• **PROBLEM REQUIREMENTS**:
Only lines with the string "della" matter here; gather them from the material below.

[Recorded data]
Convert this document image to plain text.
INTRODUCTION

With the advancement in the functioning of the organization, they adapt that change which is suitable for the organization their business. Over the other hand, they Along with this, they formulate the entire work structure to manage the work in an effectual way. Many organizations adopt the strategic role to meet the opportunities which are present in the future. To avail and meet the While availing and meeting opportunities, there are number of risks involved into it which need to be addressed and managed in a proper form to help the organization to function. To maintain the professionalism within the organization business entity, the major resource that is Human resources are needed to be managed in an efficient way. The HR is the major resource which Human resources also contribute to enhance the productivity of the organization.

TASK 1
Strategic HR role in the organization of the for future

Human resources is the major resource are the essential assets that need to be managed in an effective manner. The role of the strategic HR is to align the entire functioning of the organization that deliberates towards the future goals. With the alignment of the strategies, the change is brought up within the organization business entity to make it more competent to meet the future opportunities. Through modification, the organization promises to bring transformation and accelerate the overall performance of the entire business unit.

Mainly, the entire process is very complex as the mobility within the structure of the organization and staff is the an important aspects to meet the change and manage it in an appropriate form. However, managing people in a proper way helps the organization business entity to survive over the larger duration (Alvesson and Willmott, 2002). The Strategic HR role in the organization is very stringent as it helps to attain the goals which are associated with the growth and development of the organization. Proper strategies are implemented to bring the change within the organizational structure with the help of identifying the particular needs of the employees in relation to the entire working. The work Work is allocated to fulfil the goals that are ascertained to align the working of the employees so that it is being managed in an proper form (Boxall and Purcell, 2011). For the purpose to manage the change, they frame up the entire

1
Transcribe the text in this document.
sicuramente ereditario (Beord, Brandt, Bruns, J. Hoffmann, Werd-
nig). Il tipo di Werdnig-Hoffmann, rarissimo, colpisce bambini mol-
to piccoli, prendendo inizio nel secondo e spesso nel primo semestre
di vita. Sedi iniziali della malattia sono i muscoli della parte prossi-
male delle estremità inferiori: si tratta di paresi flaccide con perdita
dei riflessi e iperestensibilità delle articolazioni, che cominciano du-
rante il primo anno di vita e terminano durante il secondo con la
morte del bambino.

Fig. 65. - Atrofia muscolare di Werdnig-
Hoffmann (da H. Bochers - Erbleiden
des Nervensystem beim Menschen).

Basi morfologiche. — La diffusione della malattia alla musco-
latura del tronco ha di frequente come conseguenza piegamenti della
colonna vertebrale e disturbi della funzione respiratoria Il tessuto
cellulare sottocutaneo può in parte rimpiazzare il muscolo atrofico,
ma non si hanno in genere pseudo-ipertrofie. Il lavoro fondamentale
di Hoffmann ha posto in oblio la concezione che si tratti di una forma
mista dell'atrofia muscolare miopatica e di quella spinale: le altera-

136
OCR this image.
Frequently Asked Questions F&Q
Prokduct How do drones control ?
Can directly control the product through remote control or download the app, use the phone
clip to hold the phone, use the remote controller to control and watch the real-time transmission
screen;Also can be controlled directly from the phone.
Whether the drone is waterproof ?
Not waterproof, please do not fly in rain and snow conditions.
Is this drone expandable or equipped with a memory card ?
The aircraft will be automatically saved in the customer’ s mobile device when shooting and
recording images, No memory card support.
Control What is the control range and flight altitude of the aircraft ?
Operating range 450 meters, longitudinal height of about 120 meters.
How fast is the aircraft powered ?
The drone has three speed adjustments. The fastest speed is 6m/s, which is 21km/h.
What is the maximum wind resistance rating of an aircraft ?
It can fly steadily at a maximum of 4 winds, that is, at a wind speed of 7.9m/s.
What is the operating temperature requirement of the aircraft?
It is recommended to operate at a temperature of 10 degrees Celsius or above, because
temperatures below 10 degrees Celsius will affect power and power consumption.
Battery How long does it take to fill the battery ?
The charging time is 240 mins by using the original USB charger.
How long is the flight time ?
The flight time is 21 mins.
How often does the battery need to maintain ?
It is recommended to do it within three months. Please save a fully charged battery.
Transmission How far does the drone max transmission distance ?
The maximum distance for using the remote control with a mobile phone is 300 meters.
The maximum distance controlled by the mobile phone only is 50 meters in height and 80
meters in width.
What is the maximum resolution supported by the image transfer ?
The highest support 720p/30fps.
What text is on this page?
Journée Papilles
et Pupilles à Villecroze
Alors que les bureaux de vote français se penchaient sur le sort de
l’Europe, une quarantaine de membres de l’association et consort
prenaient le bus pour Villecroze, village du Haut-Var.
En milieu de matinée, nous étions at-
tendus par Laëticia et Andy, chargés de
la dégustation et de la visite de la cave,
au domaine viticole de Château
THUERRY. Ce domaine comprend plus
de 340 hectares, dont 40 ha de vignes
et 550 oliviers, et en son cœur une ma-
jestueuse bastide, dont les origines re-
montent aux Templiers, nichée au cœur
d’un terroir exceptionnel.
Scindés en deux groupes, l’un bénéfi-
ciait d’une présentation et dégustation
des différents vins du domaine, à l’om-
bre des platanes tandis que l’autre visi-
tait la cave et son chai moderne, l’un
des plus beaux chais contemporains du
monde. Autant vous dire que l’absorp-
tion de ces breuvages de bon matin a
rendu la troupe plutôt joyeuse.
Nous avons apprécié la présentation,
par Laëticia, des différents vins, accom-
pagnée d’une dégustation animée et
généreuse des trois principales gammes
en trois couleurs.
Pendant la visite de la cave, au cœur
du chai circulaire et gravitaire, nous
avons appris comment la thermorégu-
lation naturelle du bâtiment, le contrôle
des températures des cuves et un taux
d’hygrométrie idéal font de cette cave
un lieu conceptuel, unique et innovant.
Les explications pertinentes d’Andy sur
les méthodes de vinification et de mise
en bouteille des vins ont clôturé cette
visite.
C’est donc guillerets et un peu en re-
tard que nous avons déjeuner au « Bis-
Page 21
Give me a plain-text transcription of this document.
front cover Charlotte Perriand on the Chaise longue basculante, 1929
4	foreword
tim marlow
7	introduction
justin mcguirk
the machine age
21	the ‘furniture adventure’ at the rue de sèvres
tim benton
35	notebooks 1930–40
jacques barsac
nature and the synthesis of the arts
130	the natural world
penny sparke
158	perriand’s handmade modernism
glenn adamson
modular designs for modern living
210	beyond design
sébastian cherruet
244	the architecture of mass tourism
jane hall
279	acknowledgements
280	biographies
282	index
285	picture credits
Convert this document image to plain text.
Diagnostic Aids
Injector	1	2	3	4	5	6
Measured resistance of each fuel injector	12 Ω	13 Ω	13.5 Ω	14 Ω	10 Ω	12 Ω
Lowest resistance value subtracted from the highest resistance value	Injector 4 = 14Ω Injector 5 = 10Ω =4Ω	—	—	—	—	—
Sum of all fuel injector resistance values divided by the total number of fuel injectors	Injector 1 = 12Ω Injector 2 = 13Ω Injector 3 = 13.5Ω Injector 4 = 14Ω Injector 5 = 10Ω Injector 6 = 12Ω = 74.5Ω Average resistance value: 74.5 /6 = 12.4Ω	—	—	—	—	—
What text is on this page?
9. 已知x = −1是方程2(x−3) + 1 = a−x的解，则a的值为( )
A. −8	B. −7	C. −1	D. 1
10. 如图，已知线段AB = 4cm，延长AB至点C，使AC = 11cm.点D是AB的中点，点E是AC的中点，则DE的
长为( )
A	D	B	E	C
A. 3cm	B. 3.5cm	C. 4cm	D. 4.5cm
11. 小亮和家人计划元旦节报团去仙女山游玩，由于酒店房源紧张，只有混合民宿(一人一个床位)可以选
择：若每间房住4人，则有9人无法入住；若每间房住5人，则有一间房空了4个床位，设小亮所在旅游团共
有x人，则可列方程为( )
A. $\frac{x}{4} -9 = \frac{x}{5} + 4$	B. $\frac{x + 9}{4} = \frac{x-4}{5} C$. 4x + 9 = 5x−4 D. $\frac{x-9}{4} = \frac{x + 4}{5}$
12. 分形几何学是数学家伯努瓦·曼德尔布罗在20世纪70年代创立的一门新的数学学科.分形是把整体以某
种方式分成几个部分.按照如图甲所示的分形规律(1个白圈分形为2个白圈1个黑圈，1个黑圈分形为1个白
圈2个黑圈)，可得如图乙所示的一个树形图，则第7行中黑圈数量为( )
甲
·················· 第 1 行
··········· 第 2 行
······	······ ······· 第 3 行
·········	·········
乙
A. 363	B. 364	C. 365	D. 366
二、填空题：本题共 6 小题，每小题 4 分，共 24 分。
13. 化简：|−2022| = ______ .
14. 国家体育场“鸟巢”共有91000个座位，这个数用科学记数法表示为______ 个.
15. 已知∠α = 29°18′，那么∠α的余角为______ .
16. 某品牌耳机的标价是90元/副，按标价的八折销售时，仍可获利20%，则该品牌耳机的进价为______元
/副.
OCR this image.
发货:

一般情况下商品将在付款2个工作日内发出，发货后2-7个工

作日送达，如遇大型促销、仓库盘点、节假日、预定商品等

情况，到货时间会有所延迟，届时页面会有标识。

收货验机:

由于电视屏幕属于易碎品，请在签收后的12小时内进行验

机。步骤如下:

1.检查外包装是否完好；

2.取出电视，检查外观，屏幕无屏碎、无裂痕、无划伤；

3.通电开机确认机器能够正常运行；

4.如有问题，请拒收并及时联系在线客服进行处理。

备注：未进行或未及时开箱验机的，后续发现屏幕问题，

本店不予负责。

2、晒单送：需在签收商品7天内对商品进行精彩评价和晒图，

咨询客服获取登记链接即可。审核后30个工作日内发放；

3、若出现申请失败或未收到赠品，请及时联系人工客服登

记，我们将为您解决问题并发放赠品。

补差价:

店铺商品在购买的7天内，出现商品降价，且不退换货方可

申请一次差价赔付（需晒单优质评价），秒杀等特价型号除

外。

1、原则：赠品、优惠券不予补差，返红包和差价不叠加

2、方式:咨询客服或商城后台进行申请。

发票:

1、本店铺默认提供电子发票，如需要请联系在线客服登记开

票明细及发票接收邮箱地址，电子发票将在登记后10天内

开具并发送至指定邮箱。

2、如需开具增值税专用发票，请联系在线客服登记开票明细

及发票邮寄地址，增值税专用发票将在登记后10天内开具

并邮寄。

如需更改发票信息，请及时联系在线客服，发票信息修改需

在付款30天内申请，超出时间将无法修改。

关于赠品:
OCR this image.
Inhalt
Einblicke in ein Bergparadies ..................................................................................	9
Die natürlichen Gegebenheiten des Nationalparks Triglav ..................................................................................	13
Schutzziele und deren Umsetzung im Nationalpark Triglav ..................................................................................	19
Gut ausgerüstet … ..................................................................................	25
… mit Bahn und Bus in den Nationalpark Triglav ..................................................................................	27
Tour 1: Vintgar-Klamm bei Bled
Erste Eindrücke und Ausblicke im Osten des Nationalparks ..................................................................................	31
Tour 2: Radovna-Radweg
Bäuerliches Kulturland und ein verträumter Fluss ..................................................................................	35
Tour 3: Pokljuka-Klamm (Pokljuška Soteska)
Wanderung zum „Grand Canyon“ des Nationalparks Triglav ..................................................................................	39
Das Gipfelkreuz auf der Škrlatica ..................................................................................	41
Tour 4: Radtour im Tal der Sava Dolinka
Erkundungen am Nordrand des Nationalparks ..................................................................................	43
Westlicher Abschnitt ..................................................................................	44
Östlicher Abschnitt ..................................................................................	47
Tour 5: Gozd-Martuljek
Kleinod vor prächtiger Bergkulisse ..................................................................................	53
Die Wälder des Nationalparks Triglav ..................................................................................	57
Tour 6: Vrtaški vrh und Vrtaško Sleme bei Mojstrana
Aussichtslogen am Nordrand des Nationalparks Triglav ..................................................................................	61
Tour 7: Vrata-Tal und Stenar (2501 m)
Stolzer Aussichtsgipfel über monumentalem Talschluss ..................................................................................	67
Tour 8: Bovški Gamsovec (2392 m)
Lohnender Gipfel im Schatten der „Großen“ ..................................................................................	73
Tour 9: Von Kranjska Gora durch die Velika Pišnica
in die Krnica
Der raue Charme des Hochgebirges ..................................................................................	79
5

• **THE ANSWER**:
di vita. Sedi iniziali della malattia sono i muscoli della parte prossi-
Basi morfologiche. — La diffusione della malattia alla musco-
latura del tronco ha di frequente come conseguenza piegamenti della
colonna vertebrale e disturbi della funzione respiratoria Il tessuto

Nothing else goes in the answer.